## [What needs to be done]
According to the forum thread, what initial withdrawal percentage did the historical test described by Phineas J. Whoopee work out to?

## [Selected passage]
..........

Posted: Wed Oct 09, 2019 9:02 pm
by Phenom01
When calculating the amount of money needed for early retirement, do you need to account for inflation? Let say if my current annual expenses are $40k. $40k x 25 = $1M. Does that mean I would need $1M at retirement to maintain a $40k/year lifestyle? Or do I need to adjust that $1M for inflation?

Re: Question about the Safe Withdraw Rate rule

Posted: Wed Oct 09, 2019 9:05 pm
by antiqueman
You should adjust for inflation.

Re: Question about the Safe Withdraw Rate rule

Posted: Wed Oct 09, 2019 9:13 pm
by Phenom01
so $40K + (1.03) ^ 25 = $83,751? Assuming I want to retire in 25 years, I would need $80,751 x 25 = $2,093,777.93?

Re: Question about the Safe Withdraw Rate rule

Posted: Wed Oct 09, 2019 9:27 pm
by RickBoglehead
Phenom01 wrote:
Wed Oct 09, 2019 9:13 pm
so $40K + (1.03) ^ 25 = $83,751? Assuming I want to retire in 25 years, I would need $80,751 x 25 = $2,093,777.93?
Yes.

Re: Question about the Safe Withdraw Rate rule

Posted: Wed Oct 09, 2019 9:32 pm
by Phineas J. Whoopee
It isn't so much a rule as an empirical observation about the past. The test was how much one could withdraw from their portfolio, using an initial percentage (which worked out to be 4%), subsequently adjusted for inflation each year - that is, not 4% of portfolio, but 4% of initial portfolio value then each year, in dollar amount, adjusted for inflation - which did not, in a mixed stock / bond portfolio, entirely deplete the value to zero prior to thirty years.

..........

## [Entries provided]
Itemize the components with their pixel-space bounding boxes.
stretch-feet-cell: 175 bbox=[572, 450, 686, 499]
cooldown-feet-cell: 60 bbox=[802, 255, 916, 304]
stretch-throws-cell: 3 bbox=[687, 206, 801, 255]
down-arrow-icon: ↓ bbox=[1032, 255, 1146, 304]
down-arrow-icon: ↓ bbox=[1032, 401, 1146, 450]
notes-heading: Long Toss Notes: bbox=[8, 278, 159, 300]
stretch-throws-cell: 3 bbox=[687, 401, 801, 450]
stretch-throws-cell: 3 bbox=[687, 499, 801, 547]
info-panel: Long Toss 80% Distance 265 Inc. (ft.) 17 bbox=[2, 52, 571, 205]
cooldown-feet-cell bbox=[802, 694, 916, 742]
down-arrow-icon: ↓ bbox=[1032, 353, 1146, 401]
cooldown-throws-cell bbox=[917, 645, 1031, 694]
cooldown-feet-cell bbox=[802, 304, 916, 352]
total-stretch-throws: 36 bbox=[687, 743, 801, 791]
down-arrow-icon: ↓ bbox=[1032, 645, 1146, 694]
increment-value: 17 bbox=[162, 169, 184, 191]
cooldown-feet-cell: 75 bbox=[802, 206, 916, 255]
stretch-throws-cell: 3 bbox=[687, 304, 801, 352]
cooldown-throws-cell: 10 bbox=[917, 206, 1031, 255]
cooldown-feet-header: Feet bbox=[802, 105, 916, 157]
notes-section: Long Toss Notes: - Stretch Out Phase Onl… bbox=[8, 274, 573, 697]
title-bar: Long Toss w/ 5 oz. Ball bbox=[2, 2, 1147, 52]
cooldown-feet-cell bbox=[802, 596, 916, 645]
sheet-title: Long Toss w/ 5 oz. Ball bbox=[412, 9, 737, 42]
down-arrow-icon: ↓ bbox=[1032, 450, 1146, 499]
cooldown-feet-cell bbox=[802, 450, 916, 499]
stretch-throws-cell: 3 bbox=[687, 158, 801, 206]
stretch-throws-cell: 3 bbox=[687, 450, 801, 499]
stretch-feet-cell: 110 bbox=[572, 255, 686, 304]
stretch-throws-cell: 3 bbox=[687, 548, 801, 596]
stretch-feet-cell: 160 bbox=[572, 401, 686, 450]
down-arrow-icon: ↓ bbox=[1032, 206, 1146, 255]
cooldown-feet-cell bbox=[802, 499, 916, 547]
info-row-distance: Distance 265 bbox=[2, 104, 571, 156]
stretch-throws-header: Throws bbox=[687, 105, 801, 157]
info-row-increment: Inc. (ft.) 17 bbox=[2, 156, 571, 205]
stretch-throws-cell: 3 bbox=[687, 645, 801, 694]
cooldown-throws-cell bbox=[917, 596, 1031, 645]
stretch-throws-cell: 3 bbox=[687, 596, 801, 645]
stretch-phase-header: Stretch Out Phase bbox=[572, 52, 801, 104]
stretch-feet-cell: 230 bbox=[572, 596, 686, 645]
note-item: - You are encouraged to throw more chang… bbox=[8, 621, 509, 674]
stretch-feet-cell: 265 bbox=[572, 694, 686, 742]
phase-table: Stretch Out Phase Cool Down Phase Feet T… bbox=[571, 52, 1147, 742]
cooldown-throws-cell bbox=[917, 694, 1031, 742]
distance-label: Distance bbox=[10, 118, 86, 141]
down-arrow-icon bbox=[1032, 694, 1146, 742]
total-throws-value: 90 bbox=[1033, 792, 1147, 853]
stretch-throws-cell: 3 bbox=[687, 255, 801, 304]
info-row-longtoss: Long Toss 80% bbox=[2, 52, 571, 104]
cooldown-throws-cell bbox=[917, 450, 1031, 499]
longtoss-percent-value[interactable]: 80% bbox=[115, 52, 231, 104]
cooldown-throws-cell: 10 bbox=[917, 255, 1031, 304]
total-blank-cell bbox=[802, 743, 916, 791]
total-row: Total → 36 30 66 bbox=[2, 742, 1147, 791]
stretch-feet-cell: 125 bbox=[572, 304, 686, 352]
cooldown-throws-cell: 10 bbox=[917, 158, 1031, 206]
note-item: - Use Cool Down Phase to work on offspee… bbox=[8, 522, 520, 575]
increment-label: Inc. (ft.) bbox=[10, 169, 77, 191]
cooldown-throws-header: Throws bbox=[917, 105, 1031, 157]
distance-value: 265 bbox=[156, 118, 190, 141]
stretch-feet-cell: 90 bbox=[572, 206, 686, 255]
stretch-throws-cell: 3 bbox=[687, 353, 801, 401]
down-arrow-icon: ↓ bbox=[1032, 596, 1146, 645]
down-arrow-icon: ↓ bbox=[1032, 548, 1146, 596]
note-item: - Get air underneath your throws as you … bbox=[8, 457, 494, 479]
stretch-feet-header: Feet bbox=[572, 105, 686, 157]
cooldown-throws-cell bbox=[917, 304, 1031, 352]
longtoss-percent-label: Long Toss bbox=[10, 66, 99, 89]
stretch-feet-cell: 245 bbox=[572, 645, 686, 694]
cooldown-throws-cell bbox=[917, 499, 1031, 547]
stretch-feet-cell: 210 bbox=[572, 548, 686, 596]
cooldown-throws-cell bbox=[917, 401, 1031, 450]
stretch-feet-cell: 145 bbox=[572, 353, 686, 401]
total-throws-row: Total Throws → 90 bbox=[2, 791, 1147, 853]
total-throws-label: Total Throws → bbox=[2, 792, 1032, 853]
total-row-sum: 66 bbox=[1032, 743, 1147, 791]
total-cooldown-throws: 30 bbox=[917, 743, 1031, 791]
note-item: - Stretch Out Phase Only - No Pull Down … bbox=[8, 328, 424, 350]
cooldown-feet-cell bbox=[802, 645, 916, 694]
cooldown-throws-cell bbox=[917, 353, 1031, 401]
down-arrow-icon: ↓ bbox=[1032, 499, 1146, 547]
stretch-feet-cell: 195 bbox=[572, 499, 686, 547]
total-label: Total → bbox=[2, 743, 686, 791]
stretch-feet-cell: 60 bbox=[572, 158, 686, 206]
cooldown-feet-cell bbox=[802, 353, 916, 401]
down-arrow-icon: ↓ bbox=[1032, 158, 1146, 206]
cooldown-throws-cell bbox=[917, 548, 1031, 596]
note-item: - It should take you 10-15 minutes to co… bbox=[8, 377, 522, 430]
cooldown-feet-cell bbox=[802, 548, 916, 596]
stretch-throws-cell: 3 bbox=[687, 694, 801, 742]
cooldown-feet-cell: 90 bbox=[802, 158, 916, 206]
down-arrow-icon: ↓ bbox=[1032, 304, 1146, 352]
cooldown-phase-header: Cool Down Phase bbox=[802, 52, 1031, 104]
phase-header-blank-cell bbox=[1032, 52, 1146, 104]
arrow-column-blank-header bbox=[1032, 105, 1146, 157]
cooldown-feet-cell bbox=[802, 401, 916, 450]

..........

## [Result for this task]
4%